--- PROMPT ---
Below are some entries; can you quote all of them exactly?

[Start of ENTRIES]

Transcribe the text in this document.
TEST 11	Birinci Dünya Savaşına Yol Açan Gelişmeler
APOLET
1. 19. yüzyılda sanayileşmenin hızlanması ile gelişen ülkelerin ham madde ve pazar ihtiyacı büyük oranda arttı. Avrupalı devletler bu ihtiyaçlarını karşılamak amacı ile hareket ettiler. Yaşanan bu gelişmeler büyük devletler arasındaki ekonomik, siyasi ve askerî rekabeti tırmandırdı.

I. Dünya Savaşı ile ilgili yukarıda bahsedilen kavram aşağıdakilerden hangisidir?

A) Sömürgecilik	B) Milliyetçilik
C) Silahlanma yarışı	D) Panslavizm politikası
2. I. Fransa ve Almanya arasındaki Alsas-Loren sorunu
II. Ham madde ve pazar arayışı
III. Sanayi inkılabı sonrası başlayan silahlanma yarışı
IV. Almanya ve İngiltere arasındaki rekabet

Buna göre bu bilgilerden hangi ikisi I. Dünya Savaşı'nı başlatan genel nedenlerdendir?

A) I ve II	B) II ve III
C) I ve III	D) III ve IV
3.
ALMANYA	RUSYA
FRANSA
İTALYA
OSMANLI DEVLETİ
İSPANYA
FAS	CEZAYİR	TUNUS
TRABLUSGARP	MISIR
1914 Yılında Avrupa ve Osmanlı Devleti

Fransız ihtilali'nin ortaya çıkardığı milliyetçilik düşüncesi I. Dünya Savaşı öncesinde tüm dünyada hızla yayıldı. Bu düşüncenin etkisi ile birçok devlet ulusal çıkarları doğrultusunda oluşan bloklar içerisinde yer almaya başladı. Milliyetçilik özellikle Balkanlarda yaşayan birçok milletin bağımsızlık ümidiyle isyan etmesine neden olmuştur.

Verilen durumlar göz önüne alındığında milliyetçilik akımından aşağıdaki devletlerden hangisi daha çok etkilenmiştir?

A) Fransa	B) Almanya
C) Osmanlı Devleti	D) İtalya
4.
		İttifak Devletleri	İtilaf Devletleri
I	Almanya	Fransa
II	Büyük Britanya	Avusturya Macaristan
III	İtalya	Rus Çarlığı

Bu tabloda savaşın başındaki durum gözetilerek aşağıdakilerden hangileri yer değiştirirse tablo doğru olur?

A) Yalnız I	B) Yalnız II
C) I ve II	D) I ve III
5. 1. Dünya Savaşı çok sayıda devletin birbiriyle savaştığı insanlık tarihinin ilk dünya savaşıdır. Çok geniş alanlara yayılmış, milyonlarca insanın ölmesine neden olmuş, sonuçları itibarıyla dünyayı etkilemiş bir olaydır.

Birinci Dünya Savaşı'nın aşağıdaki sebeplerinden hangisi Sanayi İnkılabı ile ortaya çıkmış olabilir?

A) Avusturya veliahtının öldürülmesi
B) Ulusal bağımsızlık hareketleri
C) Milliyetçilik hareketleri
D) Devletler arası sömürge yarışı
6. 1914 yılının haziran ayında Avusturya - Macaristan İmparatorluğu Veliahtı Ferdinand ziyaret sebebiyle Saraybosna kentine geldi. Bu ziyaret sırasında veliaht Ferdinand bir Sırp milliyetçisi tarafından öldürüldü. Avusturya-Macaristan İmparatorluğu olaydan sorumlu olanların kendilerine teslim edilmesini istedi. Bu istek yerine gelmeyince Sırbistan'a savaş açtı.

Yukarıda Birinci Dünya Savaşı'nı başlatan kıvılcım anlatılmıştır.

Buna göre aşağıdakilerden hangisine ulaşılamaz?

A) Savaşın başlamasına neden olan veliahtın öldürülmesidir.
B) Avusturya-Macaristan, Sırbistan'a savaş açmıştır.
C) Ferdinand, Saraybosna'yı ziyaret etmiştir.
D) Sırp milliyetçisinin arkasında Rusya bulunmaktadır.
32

[End of ENTRIES]

--- FINISHED TASK ---
Transcribe the text in this document.
TEST 11	Birinci Dünya Savaşına Yol Açan Gelişmeler
APOLET
1. 19. yüzyılda sanayileşmenin hızlanması ile gelişen ülkelerin ham madde ve pazar ihtiyacı büyük oranda arttı. Avrupalı devletler bu ihtiyaçlarını karşılamak amacı ile hareket ettiler. Yaşanan bu gelişmeler büyük devletler arasındaki ekonomik, siyasi ve askerî rekabeti tırmandırdı.

I. Dünya Savaşı ile ilgili yukarıda bahsedilen kavram aşağıdakilerden hangisidir?

A) Sömürgecilik	B) Milliyetçilik
C) Silahlanma yarışı	D) Panslavizm politikası
2. I. Fransa ve Almanya arasındaki Alsas-Loren sorunu
II. Ham madde ve pazar arayışı
III. Sanayi inkılabı sonrası başlayan silahlanma yarışı
IV. Almanya ve İngiltere arasındaki rekabet

Buna göre bu bilgilerden hangi ikisi I. Dünya Savaşı'nı başlatan genel nedenlerdendir?

A) I ve II	B) II ve III
C) I ve III	D) III ve IV
3.
ALMANYA	RUSYA
FRANSA
İTALYA
OSMANLI DEVLETİ
İSPANYA
FAS	CEZAYİR	TUNUS
TRABLUSGARP	MISIR
1914 Yılında Avrupa ve Osmanlı Devleti

Fransız ihtilali'nin ortaya çıkardığı milliyetçilik düşüncesi I. Dünya Savaşı öncesinde tüm dünyada hızla yayıldı. Bu düşüncenin etkisi ile birçok devlet ulusal çıkarları doğrultusunda oluşan bloklar içerisinde yer almaya başladı. Milliyetçilik özellikle Balkanlarda yaşayan birçok milletin bağımsızlık ümidiyle isyan etmesine neden olmuştur.

Verilen durumlar göz önüne alındığında milliyetçilik akımından aşağıdaki devletlerden hangisi daha çok etkilenmiştir?

A) Fransa	B) Almanya
C) Osmanlı Devleti	D) İtalya
4.
		İttifak Devletleri	İtilaf Devletleri
I	Almanya	Fransa
II	Büyük Britanya	Avusturya Macaristan
III	İtalya	Rus Çarlığı

Bu tabloda savaşın başındaki durum gözetilerek aşağıdakilerden hangileri yer değiştirirse tablo doğru olur?

A) Yalnız I	B) Yalnız II
C) I ve II	D) I ve III
5. 1. Dünya Savaşı çok sayıda devletin birbiriyle savaştığı insanlık tarihinin ilk dünya savaşıdır. Çok geniş alanlara yayılmış, milyonlarca insanın ölmesine neden olmuş, sonuçları itibarıyla dünyayı etkilemiş bir olaydır.

Birinci Dünya Savaşı'nın aşağıdaki sebeplerinden hangisi Sanayi İnkılabı ile ortaya çıkmış olabilir?

A) Avusturya veliahtının öldürülmesi
B) Ulusal bağımsızlık hareketleri
C) Milliyetçilik hareketleri
D) Devletler arası sömürge yarışı
6. 1914 yılının haziran ayında Avusturya - Macaristan İmparatorluğu Veliahtı Ferdinand ziyaret sebebiyle Saraybosna kentine geldi. Bu ziyaret sırasında veliaht Ferdinand bir Sırp milliyetçisi tarafından öldürüldü. Avusturya-Macaristan İmparatorluğu olaydan sorumlu olanların kendilerine teslim edilmesini istedi. Bu istek yerine gelmeyince Sırbistan'a savaş açtı.

Yukarıda Birinci Dünya Savaşı'nı başlatan kıvılcım anlatılmıştır.

Buna göre aşağıdakilerden hangisine ulaşılamaz?

A) Savaşın başlamasına neden olan veliahtın öldürülmesidir.
B) Avusturya-Macaristan, Sırbistan'a savaş açmıştır.
C) Ferdinand, Saraybosna'yı ziyaret etmiştir.
D) Sırp milliyetçisinin arkasında Rusya bulunmaktadır.
32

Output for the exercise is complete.